== Recorded data ==

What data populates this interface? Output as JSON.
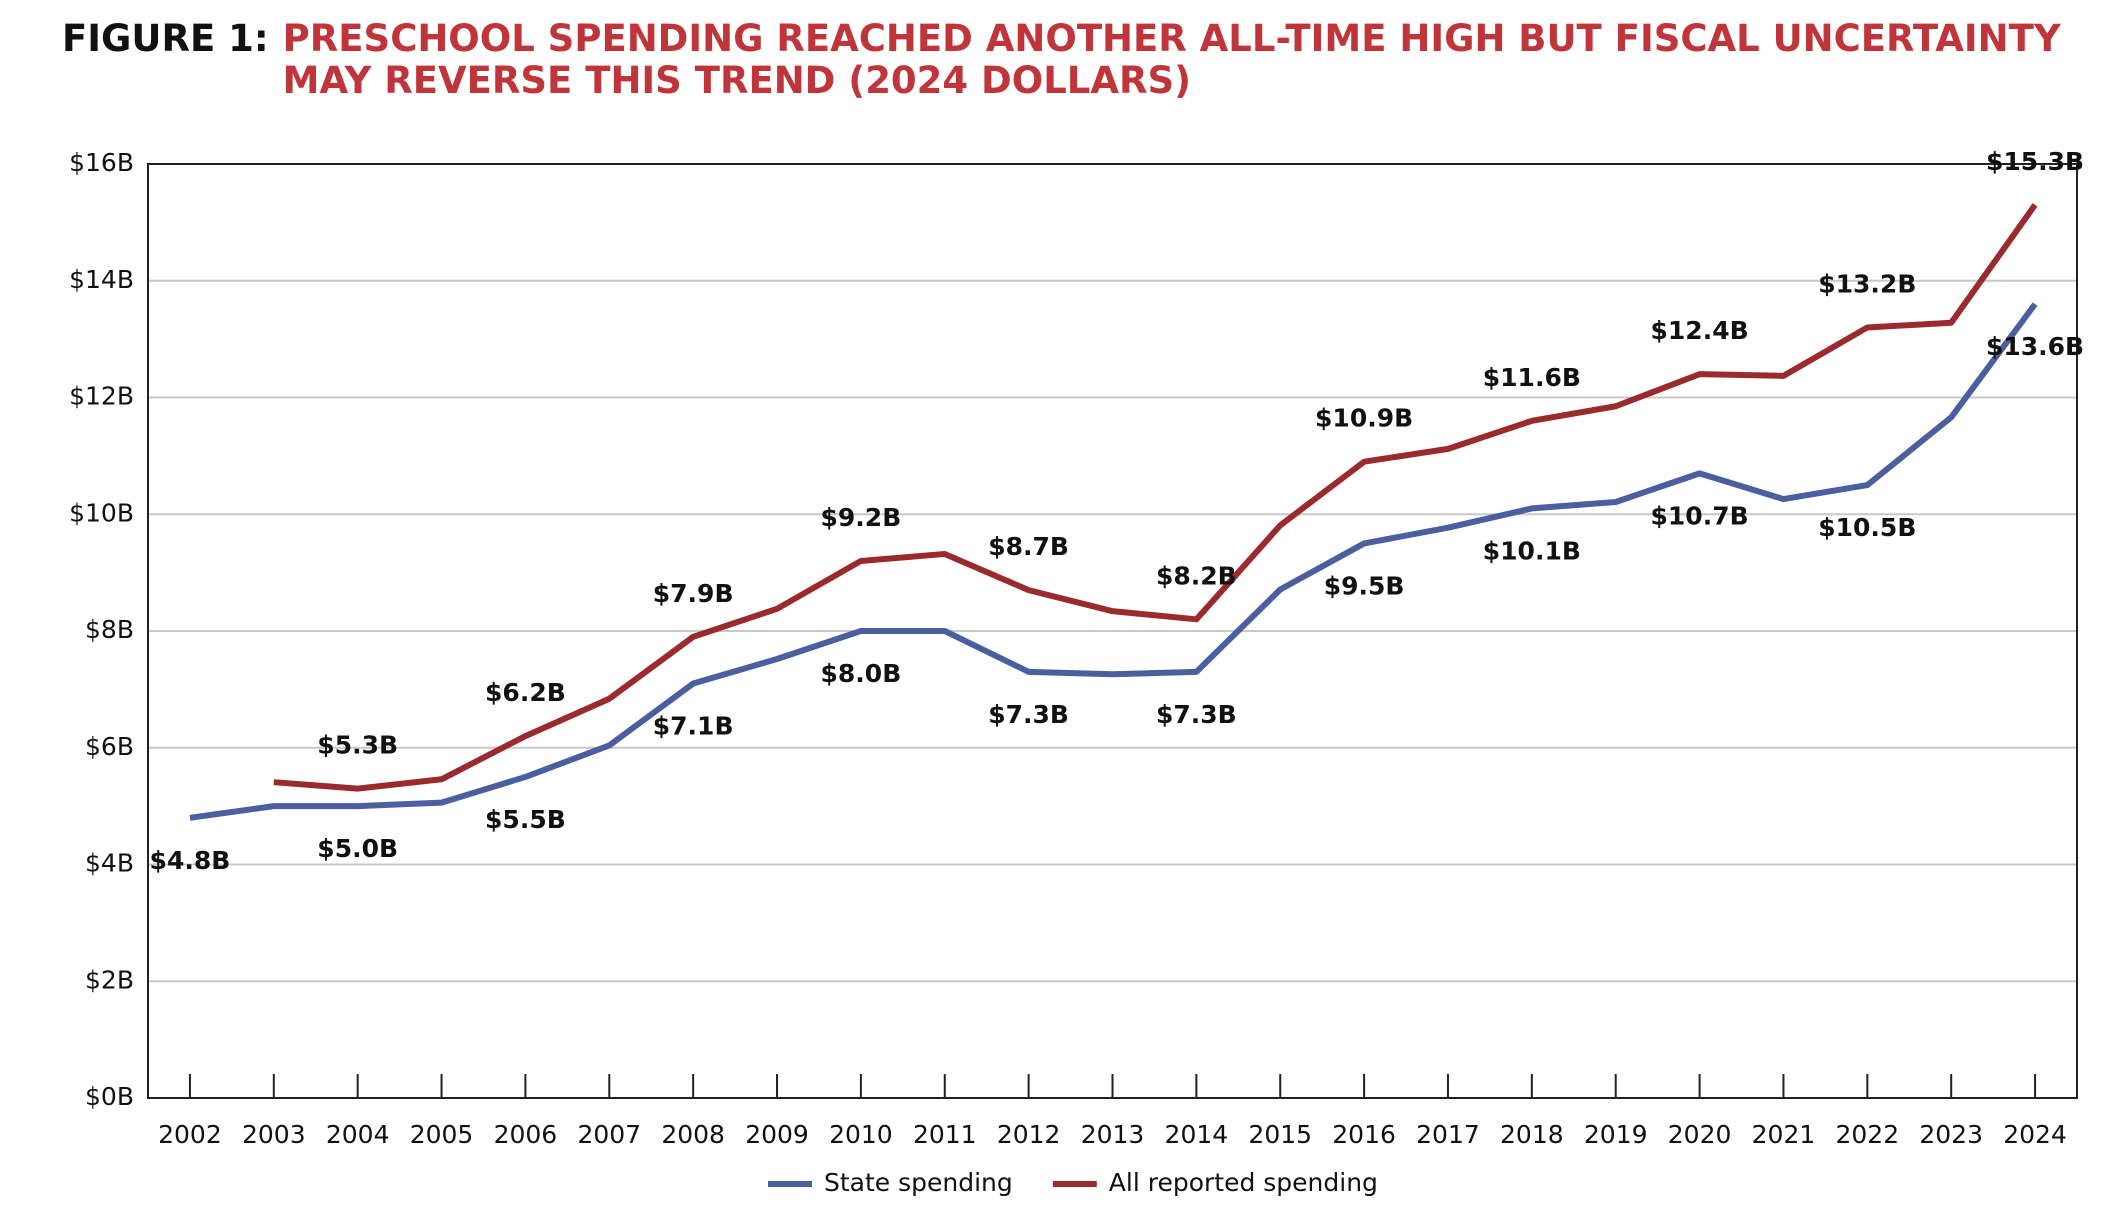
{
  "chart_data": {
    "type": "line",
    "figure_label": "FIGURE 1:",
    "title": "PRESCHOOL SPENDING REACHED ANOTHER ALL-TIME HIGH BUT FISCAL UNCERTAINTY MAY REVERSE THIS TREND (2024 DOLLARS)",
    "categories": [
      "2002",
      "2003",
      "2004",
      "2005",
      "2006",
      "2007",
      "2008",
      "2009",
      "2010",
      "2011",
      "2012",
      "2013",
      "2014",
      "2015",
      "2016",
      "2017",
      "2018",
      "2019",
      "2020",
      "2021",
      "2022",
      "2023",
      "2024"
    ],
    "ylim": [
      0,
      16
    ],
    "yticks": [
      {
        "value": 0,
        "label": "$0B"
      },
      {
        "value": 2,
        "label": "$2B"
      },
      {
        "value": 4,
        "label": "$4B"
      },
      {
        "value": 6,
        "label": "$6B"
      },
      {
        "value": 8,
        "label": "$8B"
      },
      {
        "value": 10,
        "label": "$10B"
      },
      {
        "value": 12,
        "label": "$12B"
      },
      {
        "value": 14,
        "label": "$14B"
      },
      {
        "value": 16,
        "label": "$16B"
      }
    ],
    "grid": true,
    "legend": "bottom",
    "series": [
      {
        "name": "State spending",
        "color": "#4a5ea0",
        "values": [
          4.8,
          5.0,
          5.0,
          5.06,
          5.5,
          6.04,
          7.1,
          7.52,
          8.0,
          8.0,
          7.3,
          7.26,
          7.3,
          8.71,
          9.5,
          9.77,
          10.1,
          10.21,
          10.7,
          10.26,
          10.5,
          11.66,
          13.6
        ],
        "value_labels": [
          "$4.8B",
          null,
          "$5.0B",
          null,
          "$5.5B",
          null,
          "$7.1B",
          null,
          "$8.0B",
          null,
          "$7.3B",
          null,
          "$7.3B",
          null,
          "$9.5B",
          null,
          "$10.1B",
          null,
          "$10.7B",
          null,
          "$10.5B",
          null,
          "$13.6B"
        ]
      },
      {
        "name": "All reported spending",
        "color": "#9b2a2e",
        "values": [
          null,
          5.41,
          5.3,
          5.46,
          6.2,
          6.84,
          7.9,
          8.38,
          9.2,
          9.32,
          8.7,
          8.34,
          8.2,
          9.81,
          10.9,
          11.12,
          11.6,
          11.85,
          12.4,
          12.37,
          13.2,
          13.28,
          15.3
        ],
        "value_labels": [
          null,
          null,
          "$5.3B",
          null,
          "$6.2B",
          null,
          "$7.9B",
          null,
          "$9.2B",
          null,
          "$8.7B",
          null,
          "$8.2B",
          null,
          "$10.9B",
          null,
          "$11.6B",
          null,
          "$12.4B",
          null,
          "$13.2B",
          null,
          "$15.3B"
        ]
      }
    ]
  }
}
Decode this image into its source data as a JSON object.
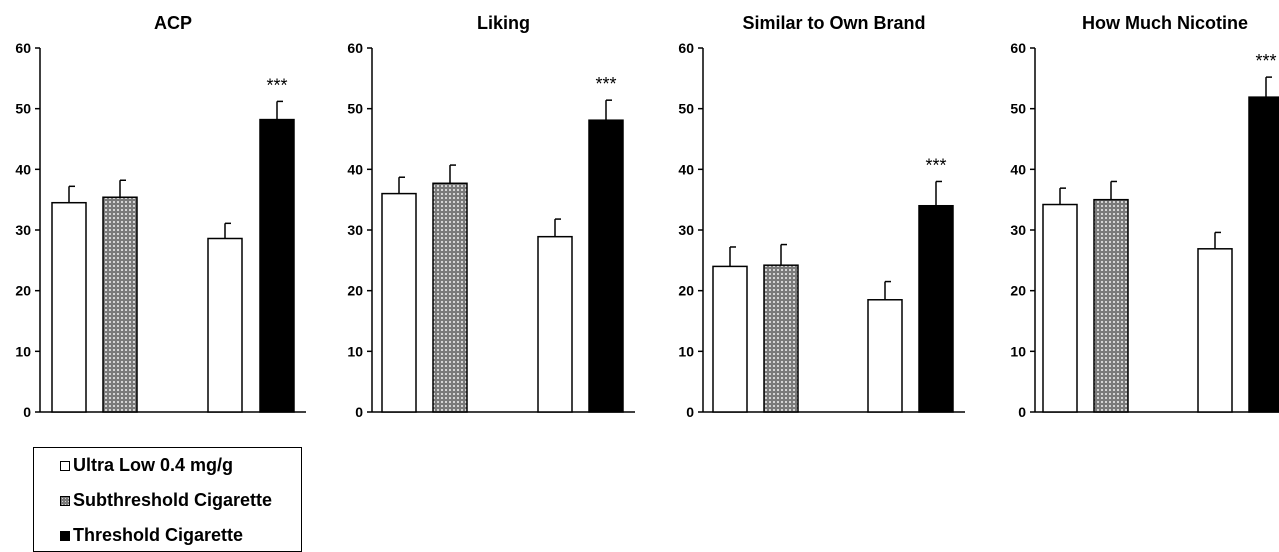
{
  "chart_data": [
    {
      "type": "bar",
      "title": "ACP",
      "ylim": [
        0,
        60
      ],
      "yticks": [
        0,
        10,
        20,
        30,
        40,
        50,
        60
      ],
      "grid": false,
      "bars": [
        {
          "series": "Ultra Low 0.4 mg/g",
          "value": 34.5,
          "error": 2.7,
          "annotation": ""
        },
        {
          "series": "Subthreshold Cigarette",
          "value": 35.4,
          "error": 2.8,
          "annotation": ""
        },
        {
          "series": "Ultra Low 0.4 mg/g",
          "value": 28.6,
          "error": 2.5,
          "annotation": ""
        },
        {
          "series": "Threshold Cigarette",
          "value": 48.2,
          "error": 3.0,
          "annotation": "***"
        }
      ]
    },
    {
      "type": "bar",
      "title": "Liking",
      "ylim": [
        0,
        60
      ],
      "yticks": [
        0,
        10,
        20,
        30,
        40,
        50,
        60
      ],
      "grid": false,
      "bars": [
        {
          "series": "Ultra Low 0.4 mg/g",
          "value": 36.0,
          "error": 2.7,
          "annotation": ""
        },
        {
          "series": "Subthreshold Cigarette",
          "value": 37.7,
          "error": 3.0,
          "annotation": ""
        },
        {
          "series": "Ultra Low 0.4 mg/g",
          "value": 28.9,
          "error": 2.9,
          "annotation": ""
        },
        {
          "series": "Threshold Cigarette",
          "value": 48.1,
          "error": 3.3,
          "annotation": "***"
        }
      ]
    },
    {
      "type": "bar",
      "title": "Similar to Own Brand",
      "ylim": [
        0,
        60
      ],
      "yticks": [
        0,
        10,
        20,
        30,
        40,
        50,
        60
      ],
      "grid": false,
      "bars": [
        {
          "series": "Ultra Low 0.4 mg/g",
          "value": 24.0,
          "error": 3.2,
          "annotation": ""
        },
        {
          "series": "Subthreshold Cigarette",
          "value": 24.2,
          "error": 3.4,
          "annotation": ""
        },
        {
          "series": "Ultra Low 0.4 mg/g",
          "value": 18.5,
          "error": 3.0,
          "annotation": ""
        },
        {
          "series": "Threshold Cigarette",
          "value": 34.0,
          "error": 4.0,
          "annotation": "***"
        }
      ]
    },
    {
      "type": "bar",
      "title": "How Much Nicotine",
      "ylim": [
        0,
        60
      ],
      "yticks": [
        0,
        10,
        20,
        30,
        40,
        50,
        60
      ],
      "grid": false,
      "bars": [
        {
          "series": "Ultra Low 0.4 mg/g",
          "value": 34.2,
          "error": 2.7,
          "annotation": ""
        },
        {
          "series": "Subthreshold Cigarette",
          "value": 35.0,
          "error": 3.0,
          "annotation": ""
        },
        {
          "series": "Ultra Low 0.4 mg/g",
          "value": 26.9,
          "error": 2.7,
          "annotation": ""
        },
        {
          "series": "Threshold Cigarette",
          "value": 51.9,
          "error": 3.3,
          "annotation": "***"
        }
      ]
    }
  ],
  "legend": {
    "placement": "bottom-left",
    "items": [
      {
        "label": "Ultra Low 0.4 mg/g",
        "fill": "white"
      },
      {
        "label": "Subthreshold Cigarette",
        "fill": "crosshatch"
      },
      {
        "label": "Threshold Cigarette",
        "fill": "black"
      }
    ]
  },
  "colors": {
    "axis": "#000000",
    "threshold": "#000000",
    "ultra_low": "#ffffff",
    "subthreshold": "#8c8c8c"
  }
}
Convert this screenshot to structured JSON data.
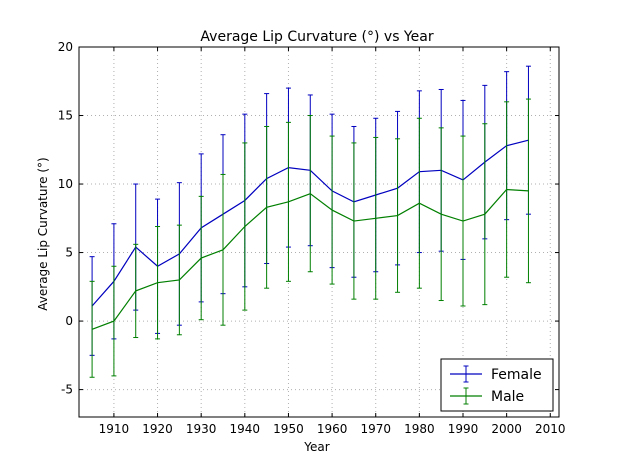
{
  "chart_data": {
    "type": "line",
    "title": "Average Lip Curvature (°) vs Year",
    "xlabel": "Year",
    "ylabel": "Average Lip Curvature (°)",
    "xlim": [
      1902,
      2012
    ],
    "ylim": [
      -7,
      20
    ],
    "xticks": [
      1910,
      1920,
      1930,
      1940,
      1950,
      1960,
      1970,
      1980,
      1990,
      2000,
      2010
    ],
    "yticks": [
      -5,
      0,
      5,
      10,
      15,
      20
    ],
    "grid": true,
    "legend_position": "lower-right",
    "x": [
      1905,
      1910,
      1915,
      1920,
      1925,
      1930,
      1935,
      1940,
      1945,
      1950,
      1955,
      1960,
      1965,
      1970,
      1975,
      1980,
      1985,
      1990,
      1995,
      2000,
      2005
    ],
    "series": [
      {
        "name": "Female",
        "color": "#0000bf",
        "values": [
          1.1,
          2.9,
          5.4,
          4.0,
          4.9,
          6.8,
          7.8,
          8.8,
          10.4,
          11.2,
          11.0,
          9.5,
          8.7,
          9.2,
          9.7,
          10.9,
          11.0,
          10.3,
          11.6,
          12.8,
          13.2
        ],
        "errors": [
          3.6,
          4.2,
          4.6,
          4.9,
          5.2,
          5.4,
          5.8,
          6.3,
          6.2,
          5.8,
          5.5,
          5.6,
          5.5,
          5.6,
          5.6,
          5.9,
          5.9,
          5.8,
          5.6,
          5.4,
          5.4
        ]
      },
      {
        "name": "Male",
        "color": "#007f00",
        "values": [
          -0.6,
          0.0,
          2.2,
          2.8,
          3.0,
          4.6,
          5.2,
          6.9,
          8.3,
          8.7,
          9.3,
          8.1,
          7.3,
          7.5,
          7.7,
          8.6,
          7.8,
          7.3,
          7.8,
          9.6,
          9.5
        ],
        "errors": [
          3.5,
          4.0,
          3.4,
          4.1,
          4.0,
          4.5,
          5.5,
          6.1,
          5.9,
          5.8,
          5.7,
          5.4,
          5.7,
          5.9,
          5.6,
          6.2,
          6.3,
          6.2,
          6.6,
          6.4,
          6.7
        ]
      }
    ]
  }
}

===

Task objective: Return every line containing "Curvature".

Answer for the task:
    "title": "Average Lip Curvature (°) vs Year",
    "ylabel": "Average Lip Curvature (°)",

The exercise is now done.